§ **PROBLEM TO SOLVE**
Each entry must be given again exactly; images do not belong in the copy.

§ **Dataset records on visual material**

##########

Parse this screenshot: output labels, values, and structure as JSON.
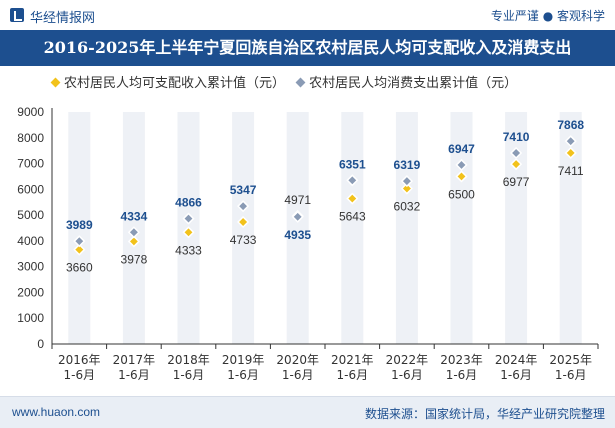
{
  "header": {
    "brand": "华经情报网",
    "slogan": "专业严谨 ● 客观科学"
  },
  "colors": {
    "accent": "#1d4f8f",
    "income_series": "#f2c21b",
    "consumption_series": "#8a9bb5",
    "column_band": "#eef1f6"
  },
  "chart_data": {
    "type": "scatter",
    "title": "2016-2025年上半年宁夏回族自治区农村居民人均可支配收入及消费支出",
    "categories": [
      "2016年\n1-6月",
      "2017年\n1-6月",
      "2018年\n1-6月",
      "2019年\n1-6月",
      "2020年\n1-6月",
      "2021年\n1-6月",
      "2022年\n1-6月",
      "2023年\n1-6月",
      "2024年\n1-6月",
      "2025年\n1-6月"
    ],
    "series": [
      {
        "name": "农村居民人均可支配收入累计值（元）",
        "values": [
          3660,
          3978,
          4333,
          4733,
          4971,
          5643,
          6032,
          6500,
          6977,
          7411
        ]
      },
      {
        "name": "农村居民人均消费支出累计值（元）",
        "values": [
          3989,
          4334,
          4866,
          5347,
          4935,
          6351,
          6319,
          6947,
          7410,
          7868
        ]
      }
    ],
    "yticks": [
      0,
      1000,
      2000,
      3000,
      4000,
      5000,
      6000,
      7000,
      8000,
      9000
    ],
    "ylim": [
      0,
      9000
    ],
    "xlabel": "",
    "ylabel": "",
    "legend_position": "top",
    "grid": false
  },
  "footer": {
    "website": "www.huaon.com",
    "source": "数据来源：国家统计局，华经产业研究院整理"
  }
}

##########

§ **COMPLETE ANSWER**
Parse this screenshot: output labels, values, and structure as JSON.
{
  "header": {
    "brand": "华经情报网",
    "slogan": "专业严谨 ● 客观科学"
  },
  "colors": {
    "accent": "#1d4f8f",
    "income_series": "#f2c21b",
    "consumption_series": "#8a9bb5",
    "column_band": "#eef1f6"
  },
  "chart_data": {
    "type": "scatter",
    "title": "2016-2025年上半年宁夏回族自治区农村居民人均可支配收入及消费支出",
    "categories": [
      "2016年\n1-6月",
      "2017年\n1-6月",
      "2018年\n1-6月",
      "2019年\n1-6月",
      "2020年\n1-6月",
      "2021年\n1-6月",
      "2022年\n1-6月",
      "2023年\n1-6月",
      "2024年\n1-6月",
      "2025年\n1-6月"
    ],
    "series": [
      {
        "name": "农村居民人均可支配收入累计值（元）",
        "values": [
          3660,
          3978,
          4333,
          4733,
          4971,
          5643,
          6032,
          6500,
          6977,
          7411
        ]
      },
      {
        "name": "农村居民人均消费支出累计值（元）",
        "values": [
          3989,
          4334,
          4866,
          5347,
          4935,
          6351,
          6319,
          6947,
          7410,
          7868
        ]
      }
    ],
    "yticks": [
      0,
      1000,
      2000,
      3000,
      4000,
      5000,
      6000,
      7000,
      8000,
      9000
    ],
    "ylim": [
      0,
      9000
    ],
    "xlabel": "",
    "ylabel": "",
    "legend_position": "top",
    "grid": false
  },
  "footer": {
    "website": "www.huaon.com",
    "source": "数据来源：国家统计局，华经产业研究院整理"
  }
}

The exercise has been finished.